--- MATERIAL FOR THIS TASK ---

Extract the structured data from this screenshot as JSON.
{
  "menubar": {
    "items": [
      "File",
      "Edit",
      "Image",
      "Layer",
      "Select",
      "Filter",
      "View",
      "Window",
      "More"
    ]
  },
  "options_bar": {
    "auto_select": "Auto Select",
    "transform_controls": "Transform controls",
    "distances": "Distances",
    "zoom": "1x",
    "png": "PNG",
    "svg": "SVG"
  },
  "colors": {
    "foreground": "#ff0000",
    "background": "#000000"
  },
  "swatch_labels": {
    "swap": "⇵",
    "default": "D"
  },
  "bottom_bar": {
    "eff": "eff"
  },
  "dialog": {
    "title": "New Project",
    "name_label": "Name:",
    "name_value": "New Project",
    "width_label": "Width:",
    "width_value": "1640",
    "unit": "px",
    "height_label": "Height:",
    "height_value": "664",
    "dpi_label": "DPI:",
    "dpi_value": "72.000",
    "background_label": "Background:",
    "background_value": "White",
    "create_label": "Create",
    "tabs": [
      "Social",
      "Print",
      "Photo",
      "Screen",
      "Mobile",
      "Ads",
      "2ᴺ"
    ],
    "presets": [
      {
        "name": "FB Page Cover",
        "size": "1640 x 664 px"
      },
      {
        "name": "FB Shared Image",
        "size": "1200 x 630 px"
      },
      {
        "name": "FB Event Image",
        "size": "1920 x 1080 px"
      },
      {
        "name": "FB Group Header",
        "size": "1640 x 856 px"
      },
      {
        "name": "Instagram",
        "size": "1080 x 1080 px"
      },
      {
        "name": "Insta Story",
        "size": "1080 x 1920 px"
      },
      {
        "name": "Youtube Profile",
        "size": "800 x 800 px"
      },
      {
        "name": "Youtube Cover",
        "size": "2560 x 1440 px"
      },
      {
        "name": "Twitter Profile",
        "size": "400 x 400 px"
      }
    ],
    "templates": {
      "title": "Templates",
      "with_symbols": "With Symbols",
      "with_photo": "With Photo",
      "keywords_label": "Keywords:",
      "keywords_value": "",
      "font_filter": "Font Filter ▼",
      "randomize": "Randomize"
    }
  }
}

---

TO DO: Return the listing above in its exact form.

PROBLEM SOLUTION:
Extract the structured data from this screenshot as JSON.
{
  "menubar": {
    "items": [
      "File",
      "Edit",
      "Image",
      "Layer",
      "Select",
      "Filter",
      "View",
      "Window",
      "More"
    ]
  },
  "options_bar": {
    "auto_select": "Auto Select",
    "transform_controls": "Transform controls",
    "distances": "Distances",
    "zoom": "1x",
    "png": "PNG",
    "svg": "SVG"
  },
  "colors": {
    "foreground": "#ff0000",
    "background": "#000000"
  },
  "swatch_labels": {
    "swap": "⇵",
    "default": "D"
  },
  "bottom_bar": {
    "eff": "eff"
  },
  "dialog": {
    "title": "New Project",
    "name_label": "Name:",
    "name_value": "New Project",
    "width_label": "Width:",
    "width_value": "1640",
    "unit": "px",
    "height_label": "Height:",
    "height_value": "664",
    "dpi_label": "DPI:",
    "dpi_value": "72.000",
    "background_label": "Background:",
    "background_value": "White",
    "create_label": "Create",
    "tabs": [
      "Social",
      "Print",
      "Photo",
      "Screen",
      "Mobile",
      "Ads",
      "2ᴺ"
    ],
    "presets": [
      {
        "name": "FB Page Cover",
        "size": "1640 x 664 px"
      },
      {
        "name": "FB Shared Image",
        "size": "1200 x 630 px"
      },
      {
        "name": "FB Event Image",
        "size": "1920 x 1080 px"
      },
      {
        "name": "FB Group Header",
        "size": "1640 x 856 px"
      },
      {
        "name": "Instagram",
        "size": "1080 x 1080 px"
      },
      {
        "name": "Insta Story",
        "size": "1080 x 1920 px"
      },
      {
        "name": "Youtube Profile",
        "size": "800 x 800 px"
      },
      {
        "name": "Youtube Cover",
        "size": "2560 x 1440 px"
      },
      {
        "name": "Twitter Profile",
        "size": "400 x 400 px"
      }
    ],
    "templates": {
      "title": "Templates",
      "with_symbols": "With Symbols",
      "with_photo": "With Photo",
      "keywords_label": "Keywords:",
      "keywords_value": "",
      "font_filter": "Font Filter ▼",
      "randomize": "Randomize"
    }
  }
}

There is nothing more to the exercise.